(Exercise prompt) Restate the complete material exactly.

(Data in this exercise)

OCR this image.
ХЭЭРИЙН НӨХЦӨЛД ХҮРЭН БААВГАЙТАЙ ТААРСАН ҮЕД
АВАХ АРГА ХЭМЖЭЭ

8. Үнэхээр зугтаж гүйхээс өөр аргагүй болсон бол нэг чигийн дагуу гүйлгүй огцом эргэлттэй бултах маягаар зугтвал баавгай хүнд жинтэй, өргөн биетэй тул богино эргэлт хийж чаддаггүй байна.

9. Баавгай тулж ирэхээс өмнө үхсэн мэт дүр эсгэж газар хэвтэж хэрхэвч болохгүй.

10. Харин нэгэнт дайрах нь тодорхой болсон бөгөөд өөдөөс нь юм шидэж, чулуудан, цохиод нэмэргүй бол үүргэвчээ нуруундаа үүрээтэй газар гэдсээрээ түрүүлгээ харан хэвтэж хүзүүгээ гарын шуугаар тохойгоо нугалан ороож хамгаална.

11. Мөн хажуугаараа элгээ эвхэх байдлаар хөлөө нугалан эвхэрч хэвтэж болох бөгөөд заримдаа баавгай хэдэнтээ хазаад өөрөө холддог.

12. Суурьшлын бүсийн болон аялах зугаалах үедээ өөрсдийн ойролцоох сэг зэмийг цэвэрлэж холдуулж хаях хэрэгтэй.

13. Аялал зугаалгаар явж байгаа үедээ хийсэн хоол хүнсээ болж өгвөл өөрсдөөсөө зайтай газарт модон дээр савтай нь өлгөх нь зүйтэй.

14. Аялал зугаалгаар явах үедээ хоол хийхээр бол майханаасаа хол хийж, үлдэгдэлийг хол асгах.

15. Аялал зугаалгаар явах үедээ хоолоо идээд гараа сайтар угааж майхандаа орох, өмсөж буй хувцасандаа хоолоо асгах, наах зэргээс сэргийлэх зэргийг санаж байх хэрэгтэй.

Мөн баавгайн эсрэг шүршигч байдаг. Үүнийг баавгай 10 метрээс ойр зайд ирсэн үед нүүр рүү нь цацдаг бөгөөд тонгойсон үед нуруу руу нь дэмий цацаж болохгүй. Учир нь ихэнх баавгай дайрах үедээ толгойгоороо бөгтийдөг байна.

(Complete response)
OCR this image.
ХЭЭРИЙН НӨХЦӨЛД ХҮРЭН БААВГАЙТАЙ ТААРСАН ҮЕД
АВАХ АРГА ХЭМЖЭЭ

8. Үнэхээр зугтаж гүйхээс өөр аргагүй болсон бол нэг чигийн дагуу гүйлгүй огцом эргэлттэй бултах маягаар зугтвал баавгай хүнд жинтэй, өргөн биетэй тул богино эргэлт хийж чаддаггүй байна.

9. Баавгай тулж ирэхээс өмнө үхсэн мэт дүр эсгэж газар хэвтэж хэрхэвч болохгүй.

10. Харин нэгэнт дайрах нь тодорхой болсон бөгөөд өөдөөс нь юм шидэж, чулуудан, цохиод нэмэргүй бол үүргэвчээ нуруундаа үүрээтэй газар гэдсээрээ түрүүлгээ харан хэвтэж хүзүүгээ гарын шуугаар тохойгоо нугалан ороож хамгаална.

11. Мөн хажуугаараа элгээ эвхэх байдлаар хөлөө нугалан эвхэрч хэвтэж болох бөгөөд заримдаа баавгай хэдэнтээ хазаад өөрөө холддог.

12. Суурьшлын бүсийн болон аялах зугаалах үедээ өөрсдийн ойролцоох сэг зэмийг цэвэрлэж холдуулж хаях хэрэгтэй.

13. Аялал зугаалгаар явж байгаа үедээ хийсэн хоол хүнсээ болж өгвөл өөрсдөөсөө зайтай газарт модон дээр савтай нь өлгөх нь зүйтэй.

14. Аялал зугаалгаар явах үедээ хоол хийхээр бол майханаасаа хол хийж, үлдэгдэлийг хол асгах.

15. Аялал зугаалгаар явах үедээ хоолоо идээд гараа сайтар угааж майхандаа орох, өмсөж буй хувцасандаа хоолоо асгах, наах зэргээс сэргийлэх зэргийг санаж байх хэрэгтэй.

Мөн баавгайн эсрэг шүршигч байдаг. Үүнийг баавгай 10 метрээс ойр зайд ирсэн үед нүүр рүү нь цацдаг бөгөөд тонгойсон үед нуруу руу нь дэмий цацаж болохгүй. Учир нь ихэнх баавгай дайрах үедээ толгойгоороо бөгтийдөг байна.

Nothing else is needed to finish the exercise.